- [Objective]:
From the entries below, extract every line that includes the word "this".

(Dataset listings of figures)
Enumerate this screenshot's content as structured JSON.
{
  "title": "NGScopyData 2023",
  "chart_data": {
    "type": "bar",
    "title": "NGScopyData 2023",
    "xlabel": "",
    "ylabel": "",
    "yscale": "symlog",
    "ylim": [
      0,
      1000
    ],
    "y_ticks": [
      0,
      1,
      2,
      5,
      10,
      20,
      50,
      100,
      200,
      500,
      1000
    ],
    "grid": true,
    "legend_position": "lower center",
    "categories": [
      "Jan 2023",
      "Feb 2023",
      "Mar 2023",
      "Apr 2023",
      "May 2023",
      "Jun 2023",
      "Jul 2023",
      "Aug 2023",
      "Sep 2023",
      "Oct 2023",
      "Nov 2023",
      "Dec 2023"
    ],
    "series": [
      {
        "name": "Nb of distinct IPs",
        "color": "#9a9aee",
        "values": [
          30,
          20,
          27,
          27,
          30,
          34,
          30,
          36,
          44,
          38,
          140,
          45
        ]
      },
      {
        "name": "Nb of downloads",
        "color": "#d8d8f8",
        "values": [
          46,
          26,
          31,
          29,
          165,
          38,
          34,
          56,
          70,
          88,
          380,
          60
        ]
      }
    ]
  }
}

...

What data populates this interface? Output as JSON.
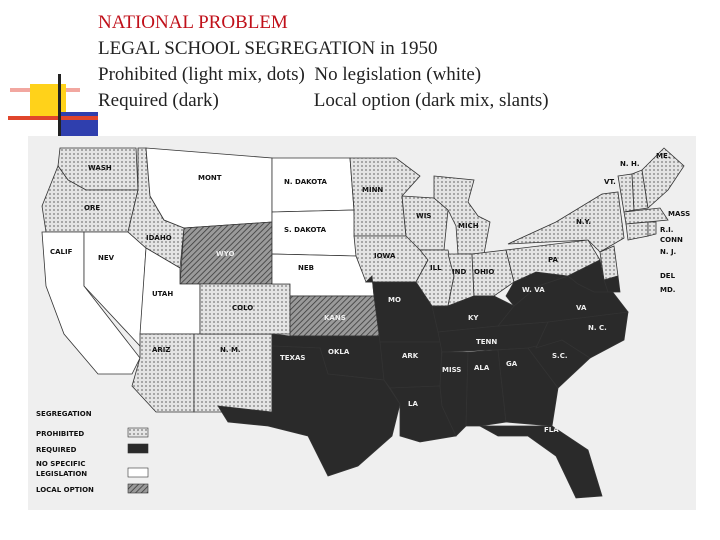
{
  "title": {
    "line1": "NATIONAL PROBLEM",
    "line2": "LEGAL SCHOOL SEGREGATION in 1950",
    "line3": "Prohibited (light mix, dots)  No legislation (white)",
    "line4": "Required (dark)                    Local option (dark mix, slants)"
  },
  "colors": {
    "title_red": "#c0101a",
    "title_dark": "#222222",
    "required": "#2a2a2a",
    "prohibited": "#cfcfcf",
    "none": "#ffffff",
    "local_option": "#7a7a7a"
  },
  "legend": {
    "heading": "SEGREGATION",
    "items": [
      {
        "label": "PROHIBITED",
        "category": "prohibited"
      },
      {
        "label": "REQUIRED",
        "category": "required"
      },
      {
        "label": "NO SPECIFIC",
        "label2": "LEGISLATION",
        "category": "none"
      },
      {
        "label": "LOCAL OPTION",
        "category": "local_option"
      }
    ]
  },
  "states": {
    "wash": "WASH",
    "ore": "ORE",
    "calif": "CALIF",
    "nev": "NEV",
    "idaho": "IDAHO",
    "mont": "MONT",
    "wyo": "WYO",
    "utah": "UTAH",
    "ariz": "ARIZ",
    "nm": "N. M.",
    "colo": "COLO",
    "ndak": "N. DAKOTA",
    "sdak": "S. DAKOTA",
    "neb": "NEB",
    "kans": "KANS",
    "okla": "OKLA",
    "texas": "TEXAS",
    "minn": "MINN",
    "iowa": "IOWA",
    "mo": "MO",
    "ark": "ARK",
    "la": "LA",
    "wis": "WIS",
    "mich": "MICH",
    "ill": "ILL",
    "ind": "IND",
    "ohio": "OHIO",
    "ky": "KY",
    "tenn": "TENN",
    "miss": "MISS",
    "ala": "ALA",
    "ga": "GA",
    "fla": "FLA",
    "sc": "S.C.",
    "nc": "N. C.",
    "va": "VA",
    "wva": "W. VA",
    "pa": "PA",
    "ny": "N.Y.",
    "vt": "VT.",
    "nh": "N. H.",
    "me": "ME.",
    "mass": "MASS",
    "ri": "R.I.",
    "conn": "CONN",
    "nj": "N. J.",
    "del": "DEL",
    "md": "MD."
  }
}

- [Task solution]:
Enumerate this screenshot's content as structured JSON.
What data populates this interface? Output as JSON.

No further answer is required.